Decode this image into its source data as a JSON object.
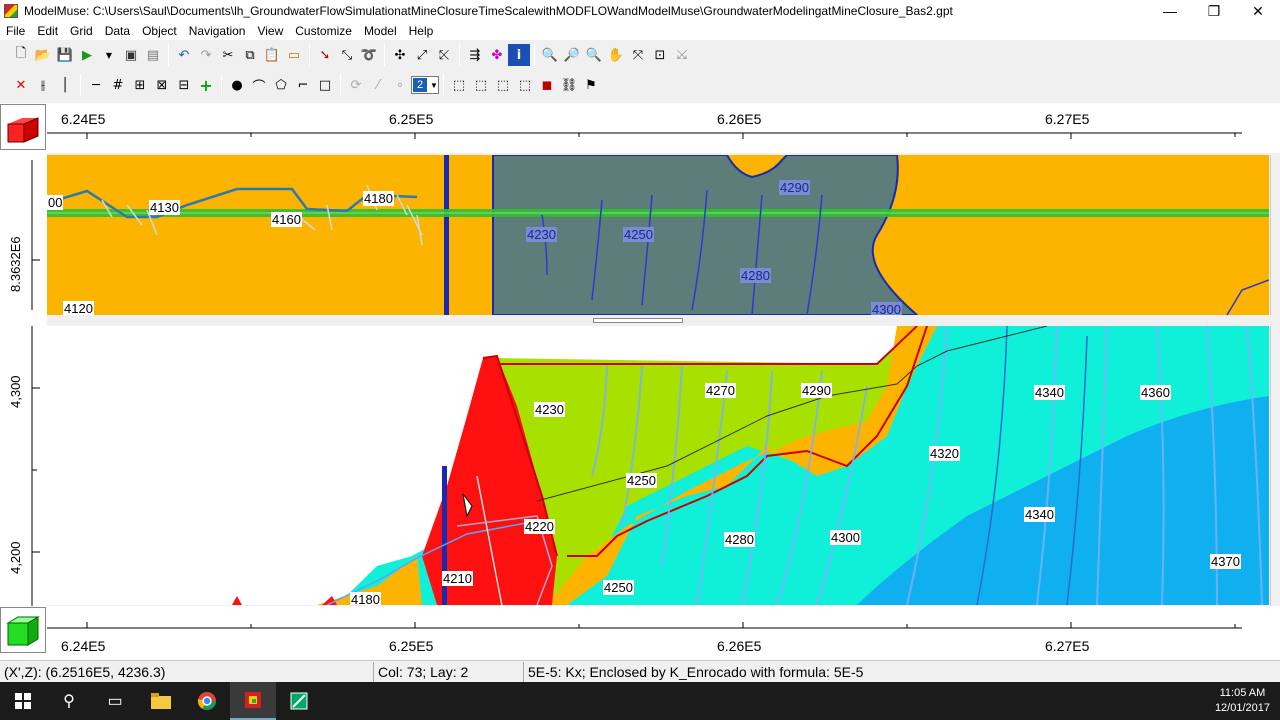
{
  "window": {
    "title": "ModelMuse: C:\\Users\\Saul\\Documents\\lh_GroundwaterFlowSimulationatMineClosureTimeScalewithMODFLOWandModelMuse\\GroundwaterModelingatMineClosure_Bas2.gpt",
    "minimize": "—",
    "restore": "❐",
    "close": "✕"
  },
  "menu": [
    "File",
    "Edit",
    "Grid",
    "Data",
    "Object",
    "Navigation",
    "View",
    "Customize",
    "Model",
    "Help"
  ],
  "toolbar2": {
    "layer_value": "2"
  },
  "axes": {
    "x_ticks": [
      "6.24E5",
      "6.25E5",
      "6.26E5",
      "6.27E5"
    ],
    "plan_y_label": "8.3632E6",
    "section_z_labels": [
      "4,300",
      "4,200"
    ]
  },
  "plan_view": {
    "contour_labels": [
      "00",
      "4130",
      "4160",
      "4180",
      "4120"
    ],
    "blue_labels": [
      "4290",
      "4230",
      "4250",
      "4280",
      "4300"
    ]
  },
  "section_view": {
    "contour_labels": [
      "4230",
      "4270",
      "4290",
      "4340",
      "4360",
      "4320",
      "4250",
      "4220",
      "4340",
      "4280",
      "4300",
      "4210",
      "4250",
      "4370",
      "4180"
    ]
  },
  "status": {
    "coords": "(X',Z): (6.2516E5, 4236.3)",
    "cell": "Col: 73; Lay: 2",
    "info": "5E-5: Kx; Enclosed by K_Enrocado with formula: 5E-5"
  },
  "taskbar": {
    "time": "11:05 AM",
    "date": "12/01/2017"
  },
  "colors": {
    "orange": "#fcb400",
    "gray_zone": "#5d7d7a",
    "red": "#ff1010",
    "lime": "#a8e000",
    "cyan": "#10f0d8",
    "blue_zone": "#10b0f0"
  }
}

****

— WHAT YOU SHOULD DO —
Pictures stay out of the copy; please restate every record above exactly.

— EXERCISE OUTPUT —
Decode this image into its source data as a JSON object.
{
  "window": {
    "title": "ModelMuse: C:\\Users\\Saul\\Documents\\lh_GroundwaterFlowSimulationatMineClosureTimeScalewithMODFLOWandModelMuse\\GroundwaterModelingatMineClosure_Bas2.gpt",
    "minimize": "—",
    "restore": "❐",
    "close": "✕"
  },
  "menu": [
    "File",
    "Edit",
    "Grid",
    "Data",
    "Object",
    "Navigation",
    "View",
    "Customize",
    "Model",
    "Help"
  ],
  "toolbar2": {
    "layer_value": "2"
  },
  "axes": {
    "x_ticks": [
      "6.24E5",
      "6.25E5",
      "6.26E5",
      "6.27E5"
    ],
    "plan_y_label": "8.3632E6",
    "section_z_labels": [
      "4,300",
      "4,200"
    ]
  },
  "plan_view": {
    "contour_labels": [
      "00",
      "4130",
      "4160",
      "4180",
      "4120"
    ],
    "blue_labels": [
      "4290",
      "4230",
      "4250",
      "4280",
      "4300"
    ]
  },
  "section_view": {
    "contour_labels": [
      "4230",
      "4270",
      "4290",
      "4340",
      "4360",
      "4320",
      "4250",
      "4220",
      "4340",
      "4280",
      "4300",
      "4210",
      "4250",
      "4370",
      "4180"
    ]
  },
  "status": {
    "coords": "(X',Z): (6.2516E5, 4236.3)",
    "cell": "Col: 73; Lay: 2",
    "info": "5E-5: Kx; Enclosed by K_Enrocado with formula: 5E-5"
  },
  "taskbar": {
    "time": "11:05 AM",
    "date": "12/01/2017"
  },
  "colors": {
    "orange": "#fcb400",
    "gray_zone": "#5d7d7a",
    "red": "#ff1010",
    "lime": "#a8e000",
    "cyan": "#10f0d8",
    "blue_zone": "#10b0f0"
  }
}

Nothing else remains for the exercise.